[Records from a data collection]
★ ★ ★ ★ ★

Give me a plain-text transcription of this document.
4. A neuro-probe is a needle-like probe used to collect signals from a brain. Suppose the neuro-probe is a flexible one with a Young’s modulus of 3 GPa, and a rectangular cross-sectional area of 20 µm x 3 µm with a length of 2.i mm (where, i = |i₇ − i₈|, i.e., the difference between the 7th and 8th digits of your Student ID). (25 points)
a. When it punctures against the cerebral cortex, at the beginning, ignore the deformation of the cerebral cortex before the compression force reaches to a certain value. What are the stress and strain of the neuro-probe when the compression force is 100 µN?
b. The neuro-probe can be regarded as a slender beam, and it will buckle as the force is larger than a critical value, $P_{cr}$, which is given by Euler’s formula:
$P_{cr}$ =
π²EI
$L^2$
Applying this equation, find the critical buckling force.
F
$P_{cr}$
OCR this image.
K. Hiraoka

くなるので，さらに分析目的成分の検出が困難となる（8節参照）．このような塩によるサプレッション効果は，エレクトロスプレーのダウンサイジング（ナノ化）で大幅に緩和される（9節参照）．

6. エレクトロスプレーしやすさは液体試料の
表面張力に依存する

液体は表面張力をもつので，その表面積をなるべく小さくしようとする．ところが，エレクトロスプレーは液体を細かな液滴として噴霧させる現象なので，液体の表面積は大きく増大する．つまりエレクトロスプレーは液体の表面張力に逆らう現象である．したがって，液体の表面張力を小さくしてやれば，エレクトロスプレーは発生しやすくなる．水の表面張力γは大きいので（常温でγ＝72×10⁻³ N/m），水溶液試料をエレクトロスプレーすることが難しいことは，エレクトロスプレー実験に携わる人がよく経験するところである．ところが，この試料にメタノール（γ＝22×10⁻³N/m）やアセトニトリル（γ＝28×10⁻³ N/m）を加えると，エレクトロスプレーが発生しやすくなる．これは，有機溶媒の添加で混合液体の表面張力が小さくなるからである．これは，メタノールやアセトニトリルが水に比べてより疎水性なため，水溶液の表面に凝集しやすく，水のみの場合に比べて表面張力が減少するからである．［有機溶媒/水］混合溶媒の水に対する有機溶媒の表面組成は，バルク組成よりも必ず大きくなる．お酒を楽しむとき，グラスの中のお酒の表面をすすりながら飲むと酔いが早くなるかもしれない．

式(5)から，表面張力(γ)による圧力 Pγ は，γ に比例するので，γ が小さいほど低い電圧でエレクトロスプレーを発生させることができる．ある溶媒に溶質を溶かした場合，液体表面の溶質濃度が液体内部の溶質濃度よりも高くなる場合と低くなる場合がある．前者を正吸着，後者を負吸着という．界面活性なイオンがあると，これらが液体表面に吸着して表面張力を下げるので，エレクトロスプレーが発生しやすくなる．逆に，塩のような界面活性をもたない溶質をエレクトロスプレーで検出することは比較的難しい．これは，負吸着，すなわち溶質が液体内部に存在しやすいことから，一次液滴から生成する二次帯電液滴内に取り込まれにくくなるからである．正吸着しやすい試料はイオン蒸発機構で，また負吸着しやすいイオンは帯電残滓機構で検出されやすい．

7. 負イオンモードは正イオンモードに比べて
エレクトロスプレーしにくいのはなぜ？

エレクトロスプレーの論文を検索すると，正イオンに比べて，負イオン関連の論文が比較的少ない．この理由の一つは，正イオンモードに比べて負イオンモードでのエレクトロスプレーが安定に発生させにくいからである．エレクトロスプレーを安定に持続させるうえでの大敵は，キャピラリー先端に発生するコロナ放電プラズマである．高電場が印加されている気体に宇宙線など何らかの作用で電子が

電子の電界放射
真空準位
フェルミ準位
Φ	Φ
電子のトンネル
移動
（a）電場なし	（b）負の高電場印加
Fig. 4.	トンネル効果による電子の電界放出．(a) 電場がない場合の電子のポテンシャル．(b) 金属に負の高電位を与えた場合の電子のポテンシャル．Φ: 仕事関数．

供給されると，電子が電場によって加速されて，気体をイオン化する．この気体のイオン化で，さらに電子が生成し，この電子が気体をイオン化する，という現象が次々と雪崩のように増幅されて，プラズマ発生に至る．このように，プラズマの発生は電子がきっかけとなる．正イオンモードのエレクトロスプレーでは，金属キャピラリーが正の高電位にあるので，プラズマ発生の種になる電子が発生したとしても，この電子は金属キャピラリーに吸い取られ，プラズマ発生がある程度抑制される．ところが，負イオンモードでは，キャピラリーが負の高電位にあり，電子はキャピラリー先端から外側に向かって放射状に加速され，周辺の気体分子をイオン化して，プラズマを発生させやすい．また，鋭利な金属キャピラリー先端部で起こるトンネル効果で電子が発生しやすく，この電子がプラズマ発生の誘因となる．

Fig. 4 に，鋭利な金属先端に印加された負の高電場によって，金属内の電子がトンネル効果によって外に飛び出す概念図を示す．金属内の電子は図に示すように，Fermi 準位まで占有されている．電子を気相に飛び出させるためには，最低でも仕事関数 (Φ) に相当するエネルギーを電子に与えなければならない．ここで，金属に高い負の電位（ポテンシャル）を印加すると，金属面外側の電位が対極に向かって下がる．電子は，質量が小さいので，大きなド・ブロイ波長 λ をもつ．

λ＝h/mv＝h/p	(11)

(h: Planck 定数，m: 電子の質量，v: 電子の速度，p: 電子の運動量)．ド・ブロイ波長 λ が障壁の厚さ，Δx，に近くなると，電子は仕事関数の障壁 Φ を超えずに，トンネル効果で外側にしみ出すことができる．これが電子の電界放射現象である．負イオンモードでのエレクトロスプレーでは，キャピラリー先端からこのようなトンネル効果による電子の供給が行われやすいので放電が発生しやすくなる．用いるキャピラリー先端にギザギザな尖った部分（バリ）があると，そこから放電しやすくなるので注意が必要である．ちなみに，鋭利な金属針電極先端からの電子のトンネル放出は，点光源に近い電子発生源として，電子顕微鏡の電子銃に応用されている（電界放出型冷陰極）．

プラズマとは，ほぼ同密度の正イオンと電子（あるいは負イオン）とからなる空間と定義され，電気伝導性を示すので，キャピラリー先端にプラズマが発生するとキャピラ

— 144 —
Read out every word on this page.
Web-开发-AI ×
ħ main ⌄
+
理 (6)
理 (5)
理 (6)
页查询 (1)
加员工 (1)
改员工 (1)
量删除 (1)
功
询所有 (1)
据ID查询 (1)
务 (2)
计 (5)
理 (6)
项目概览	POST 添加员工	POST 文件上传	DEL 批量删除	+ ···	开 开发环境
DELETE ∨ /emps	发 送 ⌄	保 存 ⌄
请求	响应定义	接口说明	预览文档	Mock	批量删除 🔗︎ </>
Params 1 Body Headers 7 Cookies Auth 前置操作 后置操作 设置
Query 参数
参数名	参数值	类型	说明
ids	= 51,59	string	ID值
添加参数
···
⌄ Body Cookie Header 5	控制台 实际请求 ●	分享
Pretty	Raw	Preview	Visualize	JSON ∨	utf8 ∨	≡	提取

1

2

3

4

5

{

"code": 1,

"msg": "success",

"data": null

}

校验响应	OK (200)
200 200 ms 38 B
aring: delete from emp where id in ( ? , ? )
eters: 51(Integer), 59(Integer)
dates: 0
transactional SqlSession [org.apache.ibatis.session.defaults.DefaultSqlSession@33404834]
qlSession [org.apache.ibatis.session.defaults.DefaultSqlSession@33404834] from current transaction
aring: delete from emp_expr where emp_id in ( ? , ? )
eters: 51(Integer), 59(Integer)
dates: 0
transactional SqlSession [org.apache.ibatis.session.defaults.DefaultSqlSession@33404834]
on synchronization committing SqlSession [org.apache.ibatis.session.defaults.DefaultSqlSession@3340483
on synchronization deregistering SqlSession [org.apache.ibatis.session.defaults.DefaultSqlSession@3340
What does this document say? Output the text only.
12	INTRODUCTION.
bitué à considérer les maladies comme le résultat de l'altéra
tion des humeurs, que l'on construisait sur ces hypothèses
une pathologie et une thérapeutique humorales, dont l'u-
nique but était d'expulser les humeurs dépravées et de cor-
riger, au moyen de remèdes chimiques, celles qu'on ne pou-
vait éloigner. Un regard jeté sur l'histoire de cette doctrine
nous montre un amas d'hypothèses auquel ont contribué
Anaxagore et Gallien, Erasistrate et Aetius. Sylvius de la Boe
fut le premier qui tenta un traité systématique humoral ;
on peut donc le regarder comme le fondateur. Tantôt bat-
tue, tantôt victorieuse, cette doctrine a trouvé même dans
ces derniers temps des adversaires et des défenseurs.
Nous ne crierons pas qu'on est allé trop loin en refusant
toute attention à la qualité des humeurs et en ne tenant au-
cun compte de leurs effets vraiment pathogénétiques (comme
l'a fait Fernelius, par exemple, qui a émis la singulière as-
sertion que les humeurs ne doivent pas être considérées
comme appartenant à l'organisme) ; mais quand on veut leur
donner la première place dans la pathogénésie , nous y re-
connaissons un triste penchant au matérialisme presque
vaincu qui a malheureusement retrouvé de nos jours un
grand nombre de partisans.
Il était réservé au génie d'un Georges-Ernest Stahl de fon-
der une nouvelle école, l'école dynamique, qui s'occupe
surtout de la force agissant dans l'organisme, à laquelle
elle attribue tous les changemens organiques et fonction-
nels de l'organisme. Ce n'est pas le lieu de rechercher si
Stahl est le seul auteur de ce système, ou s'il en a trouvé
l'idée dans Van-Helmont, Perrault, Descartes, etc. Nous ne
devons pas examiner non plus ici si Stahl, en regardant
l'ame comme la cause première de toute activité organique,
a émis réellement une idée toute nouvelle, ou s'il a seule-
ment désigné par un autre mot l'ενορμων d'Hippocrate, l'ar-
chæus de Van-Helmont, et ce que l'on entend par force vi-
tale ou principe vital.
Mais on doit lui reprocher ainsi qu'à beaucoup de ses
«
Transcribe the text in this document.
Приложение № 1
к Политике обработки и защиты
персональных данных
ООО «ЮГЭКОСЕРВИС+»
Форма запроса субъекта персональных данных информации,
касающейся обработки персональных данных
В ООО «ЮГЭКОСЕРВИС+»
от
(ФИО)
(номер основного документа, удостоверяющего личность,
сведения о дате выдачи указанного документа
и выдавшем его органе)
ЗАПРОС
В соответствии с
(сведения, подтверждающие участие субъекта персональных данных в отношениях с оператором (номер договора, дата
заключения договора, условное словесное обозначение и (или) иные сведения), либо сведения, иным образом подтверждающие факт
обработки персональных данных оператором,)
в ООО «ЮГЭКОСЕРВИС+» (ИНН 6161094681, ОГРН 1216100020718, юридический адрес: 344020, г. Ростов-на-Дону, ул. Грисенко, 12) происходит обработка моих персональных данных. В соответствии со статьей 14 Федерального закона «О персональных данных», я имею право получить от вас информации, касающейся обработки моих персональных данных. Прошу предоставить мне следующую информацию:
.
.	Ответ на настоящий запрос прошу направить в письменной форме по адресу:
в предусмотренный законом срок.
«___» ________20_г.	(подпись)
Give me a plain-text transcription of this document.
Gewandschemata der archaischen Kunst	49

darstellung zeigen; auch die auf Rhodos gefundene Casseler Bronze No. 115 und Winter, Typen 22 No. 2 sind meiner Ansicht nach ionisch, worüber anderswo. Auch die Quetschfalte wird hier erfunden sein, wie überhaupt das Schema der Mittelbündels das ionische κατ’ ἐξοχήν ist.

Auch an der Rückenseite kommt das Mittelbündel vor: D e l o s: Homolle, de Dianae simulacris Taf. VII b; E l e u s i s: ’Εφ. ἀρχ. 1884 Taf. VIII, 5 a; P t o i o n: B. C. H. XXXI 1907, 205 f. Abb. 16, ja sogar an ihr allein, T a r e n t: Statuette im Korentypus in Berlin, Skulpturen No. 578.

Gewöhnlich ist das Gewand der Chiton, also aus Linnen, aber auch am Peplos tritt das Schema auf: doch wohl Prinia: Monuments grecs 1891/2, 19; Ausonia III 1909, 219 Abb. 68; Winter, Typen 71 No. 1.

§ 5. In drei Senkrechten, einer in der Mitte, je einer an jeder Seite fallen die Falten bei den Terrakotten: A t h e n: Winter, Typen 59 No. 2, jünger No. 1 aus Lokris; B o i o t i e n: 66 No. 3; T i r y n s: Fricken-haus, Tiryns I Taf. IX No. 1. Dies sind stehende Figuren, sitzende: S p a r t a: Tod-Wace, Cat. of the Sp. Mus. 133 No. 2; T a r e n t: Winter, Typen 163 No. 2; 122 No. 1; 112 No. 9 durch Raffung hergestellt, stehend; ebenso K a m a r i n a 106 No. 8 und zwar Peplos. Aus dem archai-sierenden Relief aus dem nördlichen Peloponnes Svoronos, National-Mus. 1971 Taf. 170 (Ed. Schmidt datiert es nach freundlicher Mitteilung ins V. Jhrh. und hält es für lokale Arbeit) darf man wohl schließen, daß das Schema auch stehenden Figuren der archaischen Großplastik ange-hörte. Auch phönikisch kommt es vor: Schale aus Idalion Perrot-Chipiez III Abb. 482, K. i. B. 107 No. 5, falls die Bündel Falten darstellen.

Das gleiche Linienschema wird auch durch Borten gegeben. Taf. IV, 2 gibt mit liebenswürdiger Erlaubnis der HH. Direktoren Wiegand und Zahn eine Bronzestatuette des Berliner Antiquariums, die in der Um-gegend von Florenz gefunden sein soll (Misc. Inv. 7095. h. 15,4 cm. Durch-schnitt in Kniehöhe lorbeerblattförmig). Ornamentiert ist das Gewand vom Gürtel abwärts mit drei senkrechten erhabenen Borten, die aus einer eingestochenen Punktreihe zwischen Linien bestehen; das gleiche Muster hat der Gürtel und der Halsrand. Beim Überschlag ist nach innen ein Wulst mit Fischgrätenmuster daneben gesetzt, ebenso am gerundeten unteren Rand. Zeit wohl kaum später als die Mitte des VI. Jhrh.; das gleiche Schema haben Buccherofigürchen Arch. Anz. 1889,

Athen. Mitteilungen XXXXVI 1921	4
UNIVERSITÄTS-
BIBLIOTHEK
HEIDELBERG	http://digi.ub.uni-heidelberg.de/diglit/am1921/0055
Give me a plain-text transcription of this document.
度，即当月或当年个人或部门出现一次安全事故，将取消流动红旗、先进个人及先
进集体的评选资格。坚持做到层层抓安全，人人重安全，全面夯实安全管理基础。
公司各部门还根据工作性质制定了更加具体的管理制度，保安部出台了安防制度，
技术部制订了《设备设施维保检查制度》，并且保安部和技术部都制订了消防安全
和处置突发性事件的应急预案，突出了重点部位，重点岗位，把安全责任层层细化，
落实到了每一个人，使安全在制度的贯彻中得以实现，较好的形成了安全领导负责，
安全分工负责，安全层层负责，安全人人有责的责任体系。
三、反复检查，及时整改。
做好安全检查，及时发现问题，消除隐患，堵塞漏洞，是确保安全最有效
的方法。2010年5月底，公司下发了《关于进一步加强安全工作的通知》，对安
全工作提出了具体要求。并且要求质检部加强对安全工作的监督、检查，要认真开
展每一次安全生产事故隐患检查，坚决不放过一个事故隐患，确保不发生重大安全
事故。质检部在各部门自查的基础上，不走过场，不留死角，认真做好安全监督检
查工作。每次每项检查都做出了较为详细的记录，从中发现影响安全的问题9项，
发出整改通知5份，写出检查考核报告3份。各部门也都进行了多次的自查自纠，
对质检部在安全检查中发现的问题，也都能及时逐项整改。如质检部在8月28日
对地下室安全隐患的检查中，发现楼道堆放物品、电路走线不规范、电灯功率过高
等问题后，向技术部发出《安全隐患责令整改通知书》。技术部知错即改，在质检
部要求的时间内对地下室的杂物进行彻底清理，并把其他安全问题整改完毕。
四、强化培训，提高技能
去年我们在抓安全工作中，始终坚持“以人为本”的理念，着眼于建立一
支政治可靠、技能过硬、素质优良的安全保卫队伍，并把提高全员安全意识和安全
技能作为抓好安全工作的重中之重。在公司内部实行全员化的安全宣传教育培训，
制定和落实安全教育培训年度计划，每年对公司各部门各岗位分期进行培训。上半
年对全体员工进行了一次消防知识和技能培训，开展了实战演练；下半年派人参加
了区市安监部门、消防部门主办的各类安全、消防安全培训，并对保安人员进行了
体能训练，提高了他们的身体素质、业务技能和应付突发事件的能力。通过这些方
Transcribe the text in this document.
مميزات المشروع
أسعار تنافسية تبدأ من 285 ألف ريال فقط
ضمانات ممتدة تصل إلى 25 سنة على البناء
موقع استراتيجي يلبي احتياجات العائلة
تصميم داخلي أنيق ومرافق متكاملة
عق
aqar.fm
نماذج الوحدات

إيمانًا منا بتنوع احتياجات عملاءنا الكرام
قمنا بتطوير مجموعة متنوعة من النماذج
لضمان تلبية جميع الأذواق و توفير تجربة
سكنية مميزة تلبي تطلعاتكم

★ ★ ★ ★ ★

• [What the task asks]:
Pick each line holding the word "касающейся" out of the data and copy it.

• [Written reply]:
касающейся обработки персональных данных
в ООО «ЮГЭКОСЕРВИС+» (ИНН 6161094681, ОГРН 1216100020718, юридический адрес: 344020, г. Ростов-на-Дону, ул. Грисенко, 12) происходит обработка моих персональных данных. В соответствии со статьей 14 Федерального закона «О персональных данных», я имею право получить от вас информации, касающейся обработки моих персональных данных. Прошу предоставить мне следующую информацию:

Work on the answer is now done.